(Aim of the exercise) Convert the lines in the records below into a JSON list of strings, one string per line and no blank lines. Start with the line containing "bar-may-series-2[interactable] bbox=[1883, 917, 1987, 1264]" and go through the line containing "bar-feb-series-1[interactable] bbox=[961, 452, 1065, 1264]", including both.

---------- Dataset

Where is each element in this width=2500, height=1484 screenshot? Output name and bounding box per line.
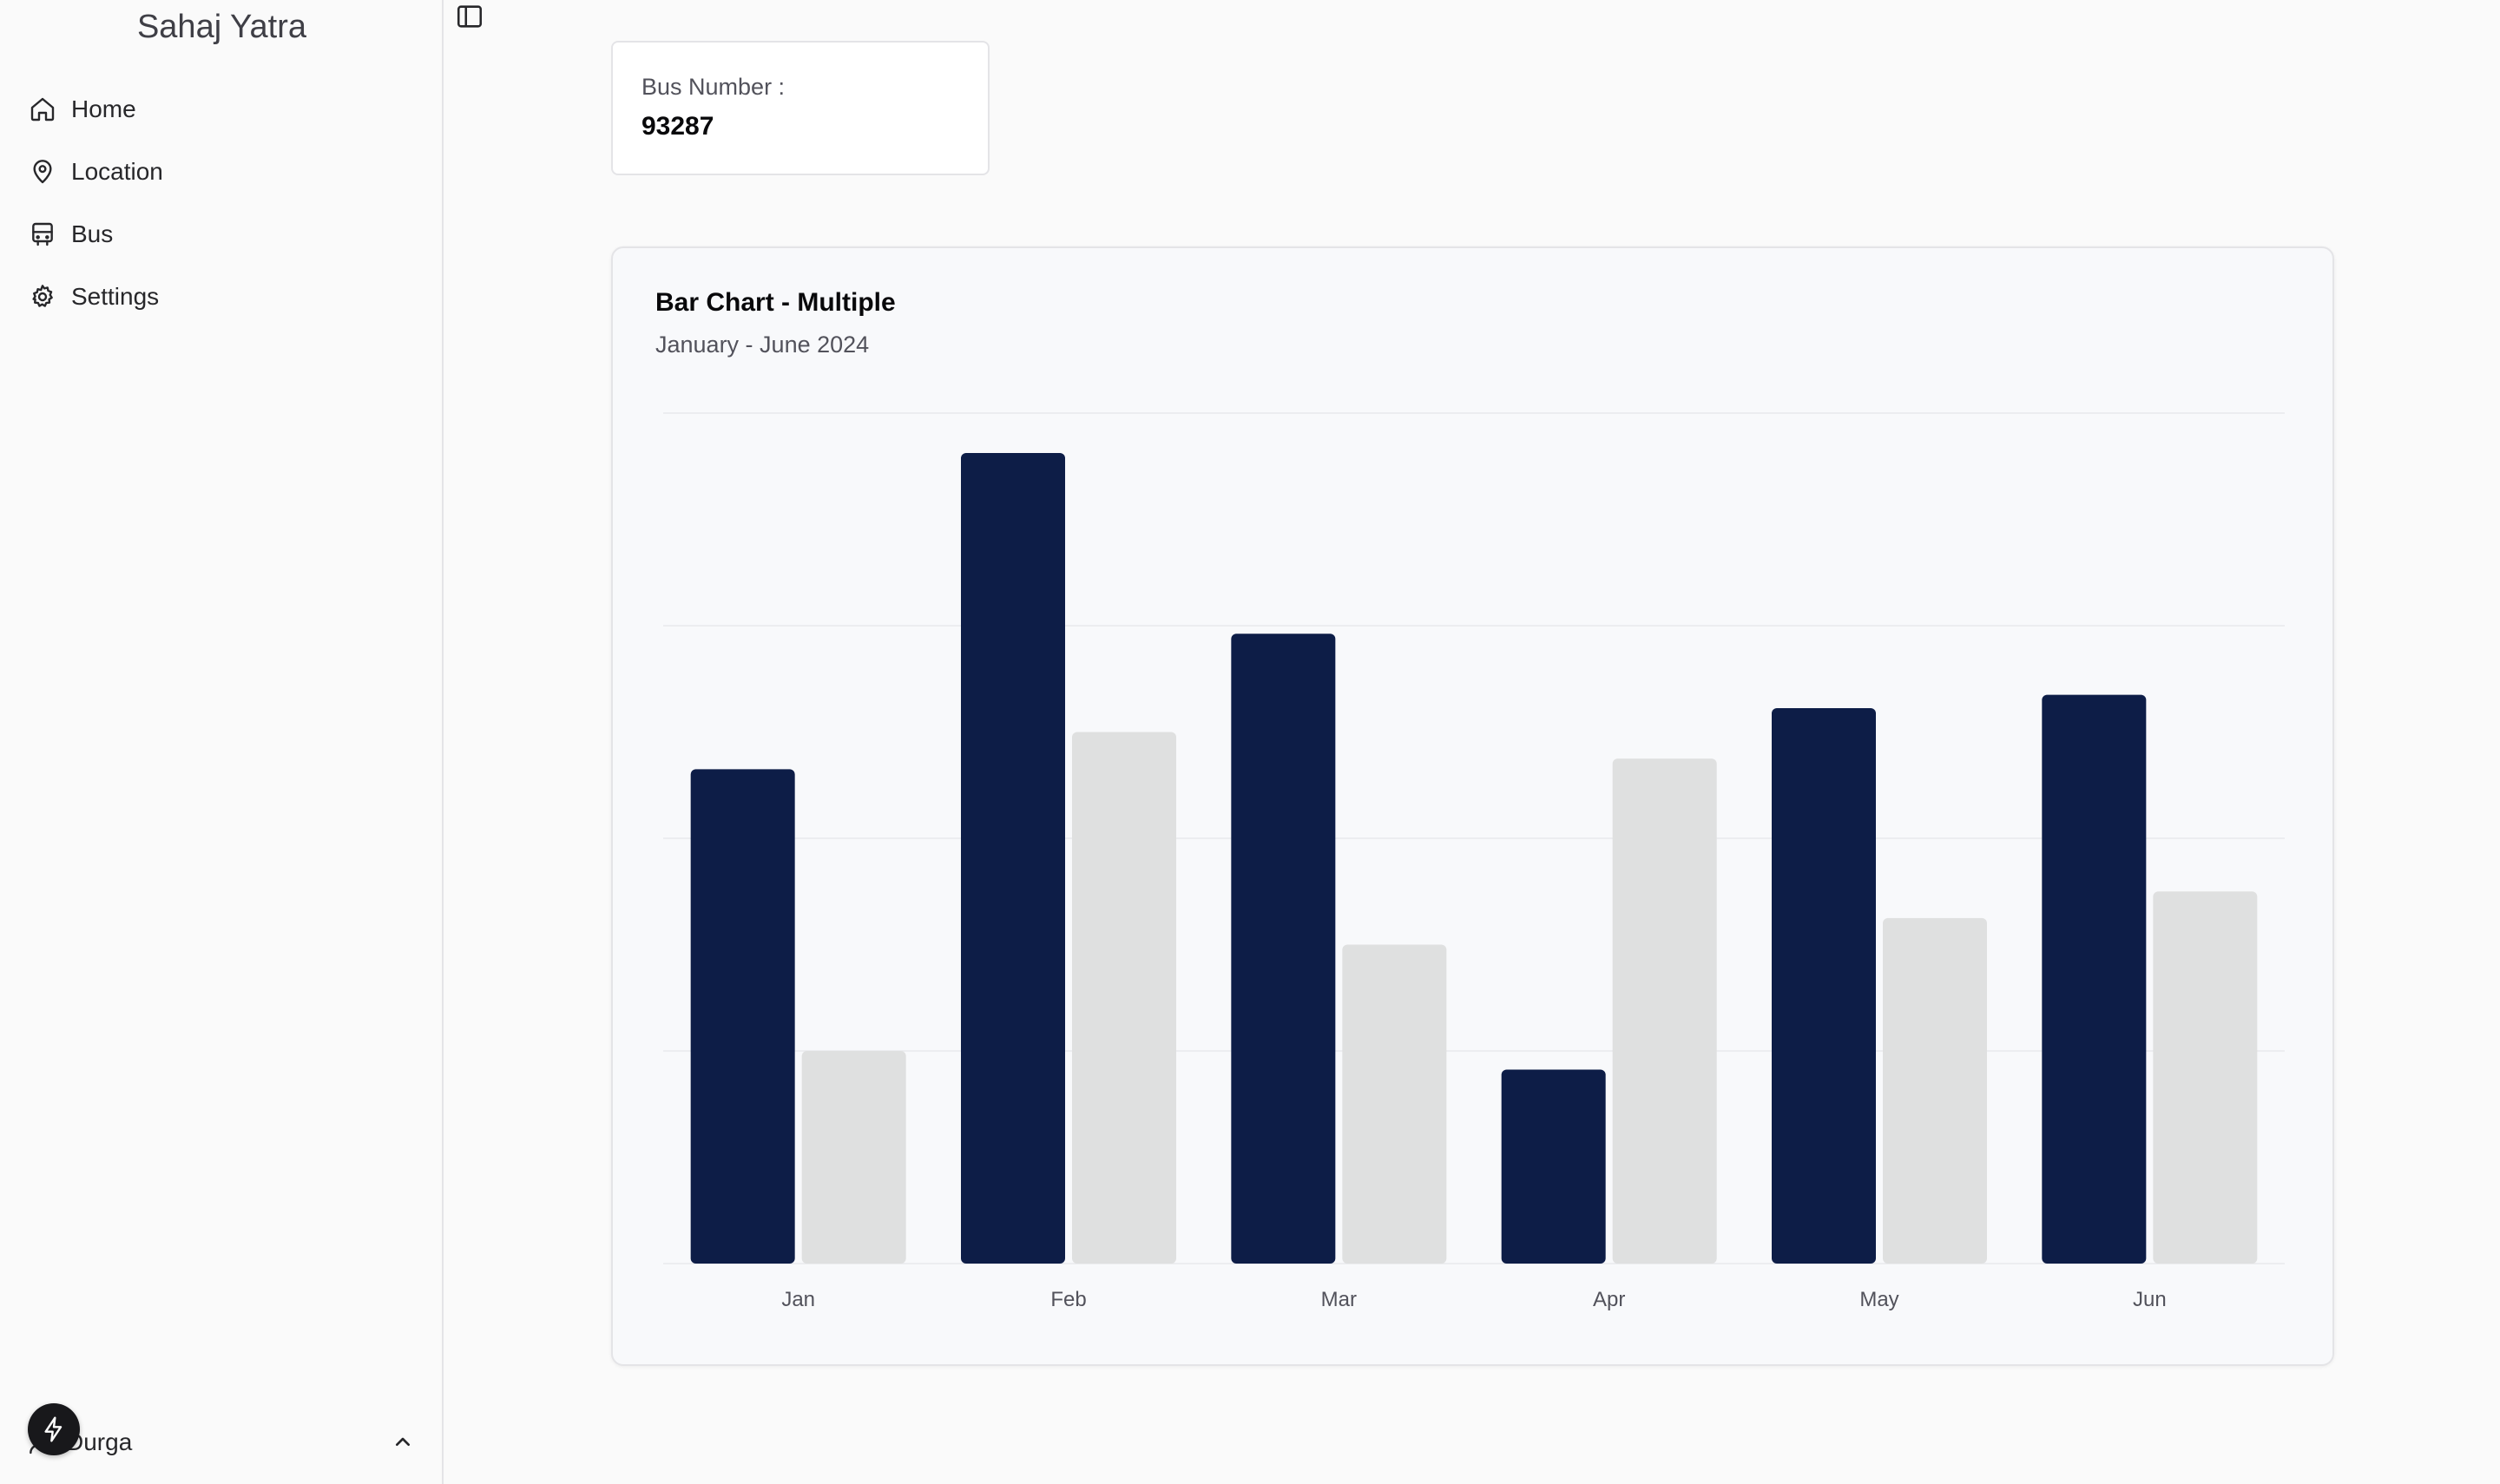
bar-may-series-2[interactable] bbox=[1883, 917, 1987, 1264]
bus-number-label: Bus Number : bbox=[641, 74, 786, 100]
home-icon bbox=[30, 97, 55, 121]
x-tick-label: Feb bbox=[1050, 1288, 1086, 1311]
chart-subtitle: January - June 2024 bbox=[655, 332, 870, 358]
user-menu[interactable]: Durga bbox=[26, 1416, 417, 1468]
bar-feb-series-1[interactable] bbox=[961, 452, 1065, 1264]
x-tick-label: May bbox=[1859, 1288, 1898, 1311]
x-tick-label: Mar bbox=[1321, 1288, 1357, 1311]
map-pin-icon bbox=[33, 160, 52, 184]
bus-icon bbox=[32, 222, 53, 246]
app-title: Sahaj Yatra bbox=[136, 9, 307, 45]
bar-mar-series-2[interactable] bbox=[1342, 944, 1447, 1264]
bar-jun-series-1[interactable] bbox=[2042, 694, 2147, 1264]
bar-jun-series-2[interactable] bbox=[2153, 891, 2258, 1264]
bar-mar-series-1[interactable] bbox=[1231, 634, 1336, 1264]
sidebar-item-label: Bus bbox=[71, 220, 114, 247]
bus-number-card: Bus Number : 93287 bbox=[611, 41, 990, 175]
sidebar-item-label: Location bbox=[71, 158, 163, 185]
bar-apr-series-2[interactable] bbox=[1612, 758, 1717, 1264]
sidebar: Sahaj Yatra Home Location Bus bbox=[0, 0, 444, 1484]
sidebar-item-location[interactable]: Location bbox=[26, 149, 417, 194]
sidebar-nav: Home Location Bus Settings bbox=[26, 87, 417, 337]
chevron-up-icon bbox=[396, 1437, 410, 1446]
bar-jan-series-1[interactable] bbox=[690, 769, 795, 1264]
bus-number-value: 93287 bbox=[641, 112, 714, 141]
sidebar-item-label: Settings bbox=[71, 283, 160, 310]
gear-icon bbox=[32, 285, 53, 307]
x-tick-label: Jun bbox=[2133, 1288, 2167, 1311]
bar-jan-series-2[interactable] bbox=[801, 1051, 906, 1264]
x-tick-label: Jan bbox=[781, 1288, 815, 1311]
user-name: Durga bbox=[66, 1428, 133, 1455]
bar-apr-series-1[interactable] bbox=[1501, 1069, 1606, 1264]
x-tick-label: Apr bbox=[1593, 1288, 1625, 1311]
bar-chart: Jan Feb Mar Apr May Jun bbox=[663, 412, 2285, 1311]
lightning-icon bbox=[44, 1416, 62, 1442]
bar-chart-card: Bar Chart - Multiple January - June 2024… bbox=[611, 246, 2334, 1366]
sidebar-item-bus[interactable]: Bus bbox=[26, 212, 417, 257]
sidebar-item-label: Home bbox=[71, 95, 136, 122]
quick-action-button[interactable] bbox=[28, 1403, 80, 1455]
sidebar-toggle-icon[interactable] bbox=[455, 2, 484, 31]
sidebar-item-home[interactable]: Home bbox=[26, 87, 417, 132]
bar-may-series-1[interactable] bbox=[1772, 707, 1876, 1264]
chart-title: Bar Chart - Multiple bbox=[655, 288, 896, 317]
bar-feb-series-2[interactable] bbox=[1072, 732, 1176, 1264]
sidebar-item-settings[interactable]: Settings bbox=[26, 274, 417, 319]
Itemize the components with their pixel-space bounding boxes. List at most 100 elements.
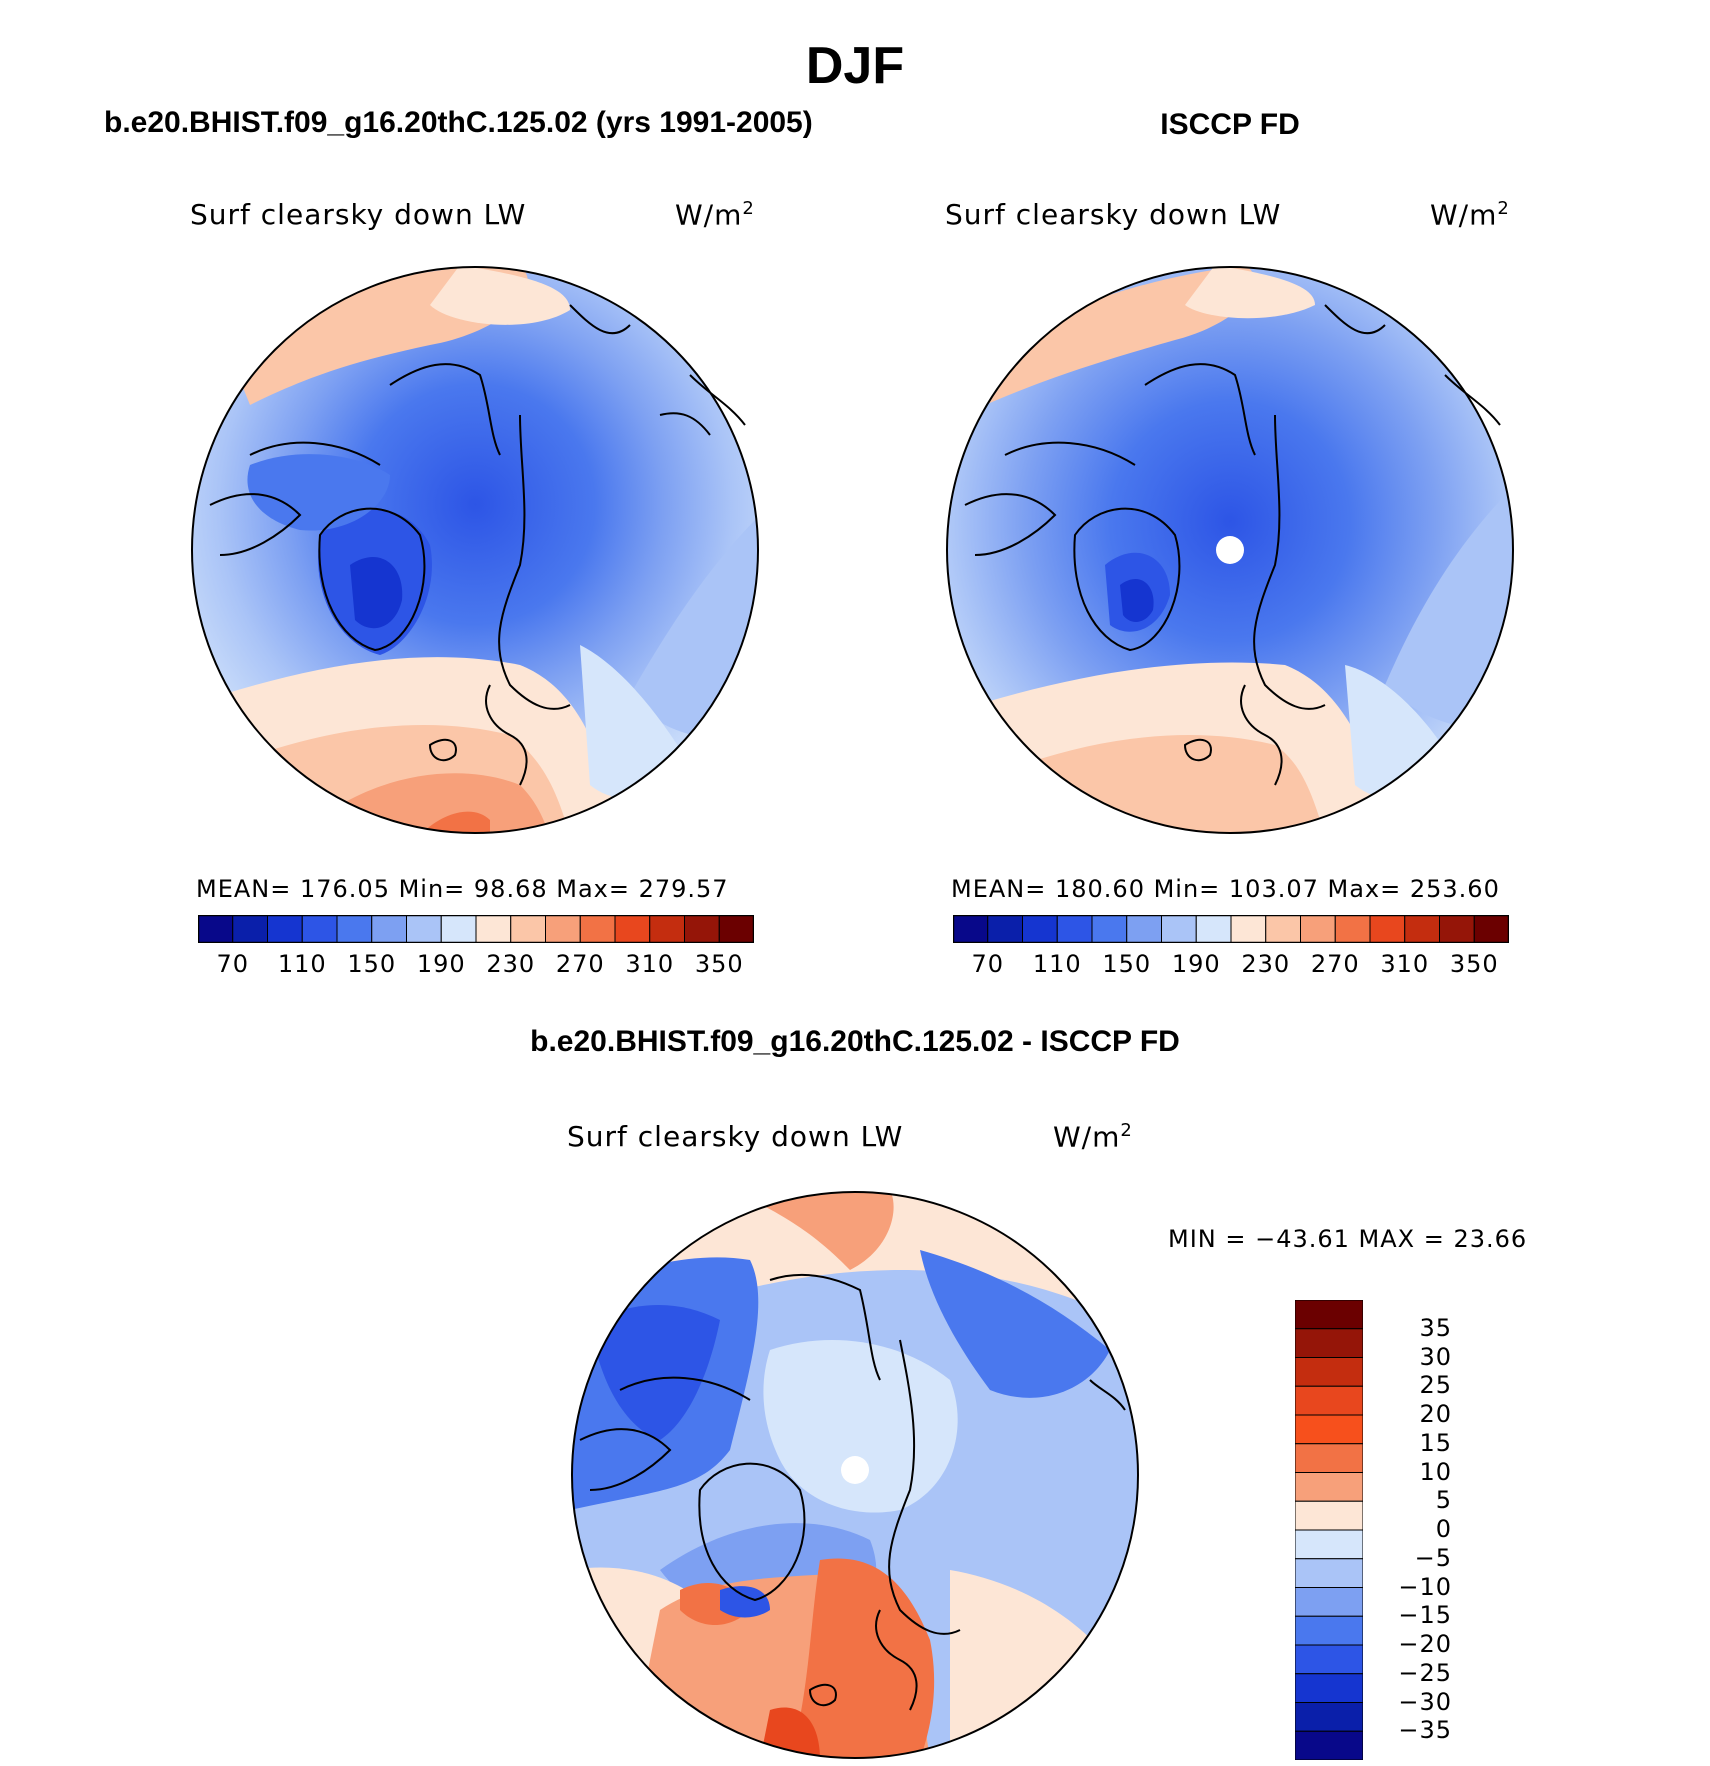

--------------------

(Task response)
[
  "bar-may-series-2[interactable] bbox=[1883, 917, 1987, 1264]",
  "bus-number-label: Bus Number : bbox=[641, 74, 786, 100]",
  "home-icon bbox=[30, 97, 55, 121]",
  "x-tick-label: Feb bbox=[1050, 1288, 1086, 1311]",
  "chart-subtitle: January - June 2024 bbox=[655, 332, 870, 358]",
  "user-menu[interactable]: Durga bbox=[26, 1416, 417, 1468]",
  "bar-feb-series-1[interactable] bbox=[961, 452, 1065, 1264]"
]